# [THE PROBLEM]
Where does the string "营业额的" appear? Copy every line of the entries below that holds it.

# [Dataset records]
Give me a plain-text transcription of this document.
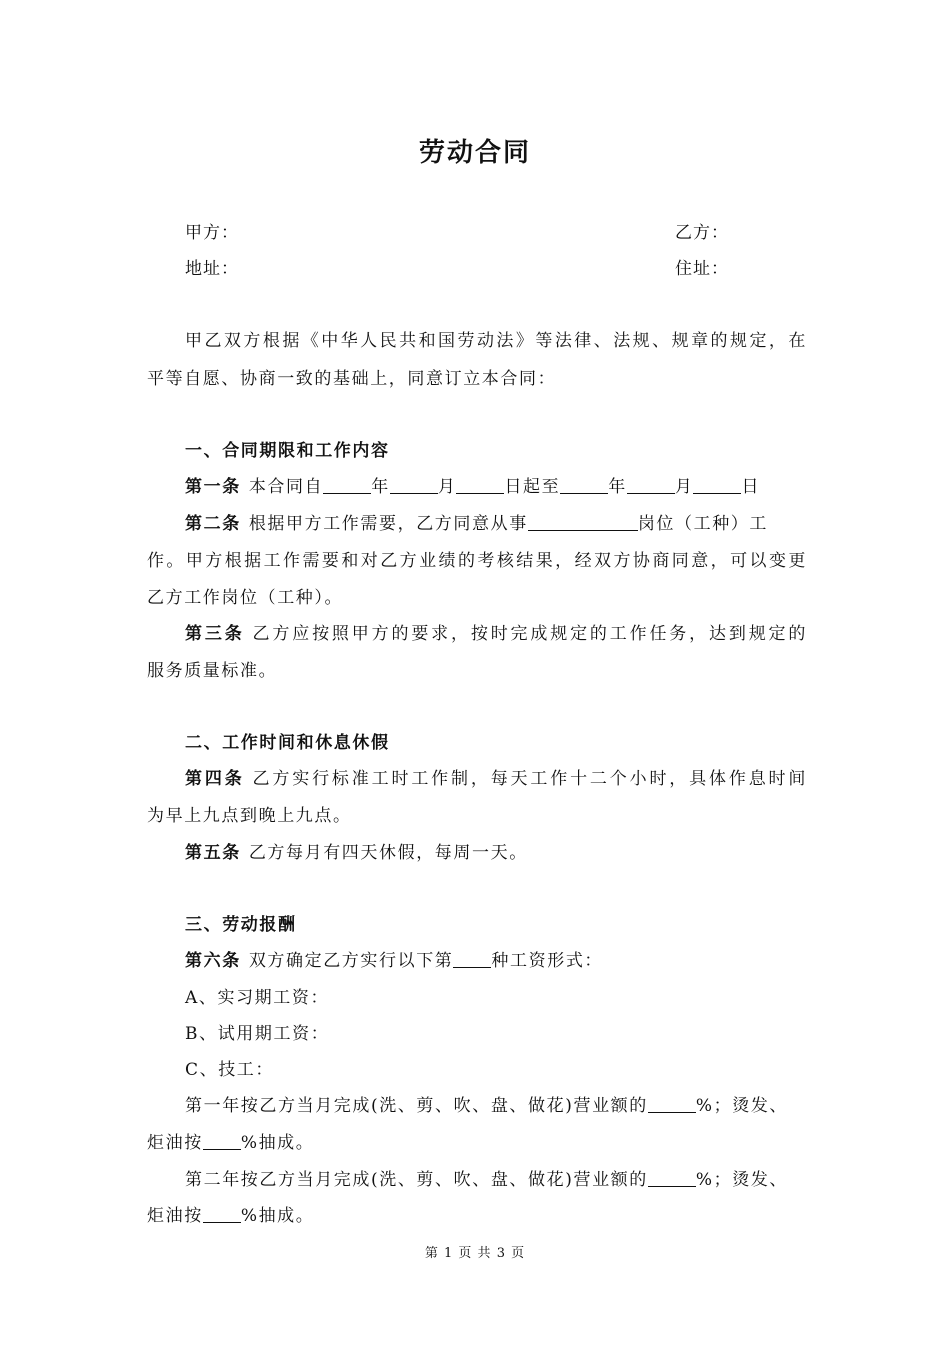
劳动合同
甲方：	乙方：
地址：	住址：
甲乙双方根据《中华人民共和国劳动法》等法律、法规、规章的规定，在
平等自愿、协商一致的基础上，同意订立本合同：
一、合同期限和工作内容
第一条 本合同自	年	月	日起至	年	月	日
第二条 根据甲方工作需要，乙方同意从事	岗位（工种）工
作。甲方根据工作需要和对乙方业绩的考核结果，经双方协商同意，可以变更
乙方工作岗位（工种）。
第三条 乙方应按照甲方的要求，按时完成规定的工作任务，达到规定的
服务质量标准。
二、工作时间和休息休假
第四条 乙方实行标准工时工作制，每天工作十二个小时，具体作息时间
为早上九点到晚上九点。
第五条 乙方每月有四天休假，每周一天。
三、劳动报酬
第六条 双方确定乙方实行以下第 种工资形式：
A、实习期工资：
B、试用期工资：
C、技工：
第一年按乙方当月完成(洗、剪、吹、盘、做花)营业额的	%；烫发、
炬油按 %抽成。
第二年按乙方当月完成(洗、剪、吹、盘、做花)营业额的	%；烫发、
炬油按 %抽成。
第 1 页 共 3 页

# [SOLUTION FOR THIS EXERCISE]
第一年按乙方当月完成(洗、剪、吹、盘、做花)营业额的	%；烫发、
第二年按乙方当月完成(洗、剪、吹、盘、做花)营业额的	%；烫发、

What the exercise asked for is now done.